--- start of Material to process ---

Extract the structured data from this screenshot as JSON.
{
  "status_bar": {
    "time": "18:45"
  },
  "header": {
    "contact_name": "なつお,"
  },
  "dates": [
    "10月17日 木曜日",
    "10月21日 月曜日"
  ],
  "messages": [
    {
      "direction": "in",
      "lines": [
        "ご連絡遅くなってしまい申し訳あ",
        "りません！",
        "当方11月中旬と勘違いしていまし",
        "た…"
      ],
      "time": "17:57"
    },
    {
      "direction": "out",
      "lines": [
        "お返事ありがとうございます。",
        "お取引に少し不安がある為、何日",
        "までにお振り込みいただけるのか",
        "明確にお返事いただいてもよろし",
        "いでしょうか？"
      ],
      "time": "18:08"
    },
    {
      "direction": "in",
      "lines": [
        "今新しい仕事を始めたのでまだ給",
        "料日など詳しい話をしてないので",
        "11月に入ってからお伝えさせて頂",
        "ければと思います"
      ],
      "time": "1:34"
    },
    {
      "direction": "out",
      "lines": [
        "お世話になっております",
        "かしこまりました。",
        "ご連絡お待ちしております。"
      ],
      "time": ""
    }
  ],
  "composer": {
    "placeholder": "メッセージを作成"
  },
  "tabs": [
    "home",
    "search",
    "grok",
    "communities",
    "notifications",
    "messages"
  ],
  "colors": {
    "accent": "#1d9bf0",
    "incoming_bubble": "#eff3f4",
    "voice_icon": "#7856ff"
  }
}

--- end of Material to process ---

## Problem requirements
Working from the material above, retype it in its entirety without change.

## Answer to the exercise
Extract the structured data from this screenshot as JSON.
{
  "status_bar": {
    "time": "18:45"
  },
  "header": {
    "contact_name": "なつお,"
  },
  "dates": [
    "10月17日 木曜日",
    "10月21日 月曜日"
  ],
  "messages": [
    {
      "direction": "in",
      "lines": [
        "ご連絡遅くなってしまい申し訳あ",
        "りません！",
        "当方11月中旬と勘違いしていまし",
        "た…"
      ],
      "time": "17:57"
    },
    {
      "direction": "out",
      "lines": [
        "お返事ありがとうございます。",
        "お取引に少し不安がある為、何日",
        "までにお振り込みいただけるのか",
        "明確にお返事いただいてもよろし",
        "いでしょうか？"
      ],
      "time": "18:08"
    },
    {
      "direction": "in",
      "lines": [
        "今新しい仕事を始めたのでまだ給",
        "料日など詳しい話をしてないので",
        "11月に入ってからお伝えさせて頂",
        "ければと思います"
      ],
      "time": "1:34"
    },
    {
      "direction": "out",
      "lines": [
        "お世話になっております",
        "かしこまりました。",
        "ご連絡お待ちしております。"
      ],
      "time": ""
    }
  ],
  "composer": {
    "placeholder": "メッセージを作成"
  },
  "tabs": [
    "home",
    "search",
    "grok",
    "communities",
    "notifications",
    "messages"
  ],
  "colors": {
    "accent": "#1d9bf0",
    "incoming_bubble": "#eff3f4",
    "voice_icon": "#7856ff"
  }
}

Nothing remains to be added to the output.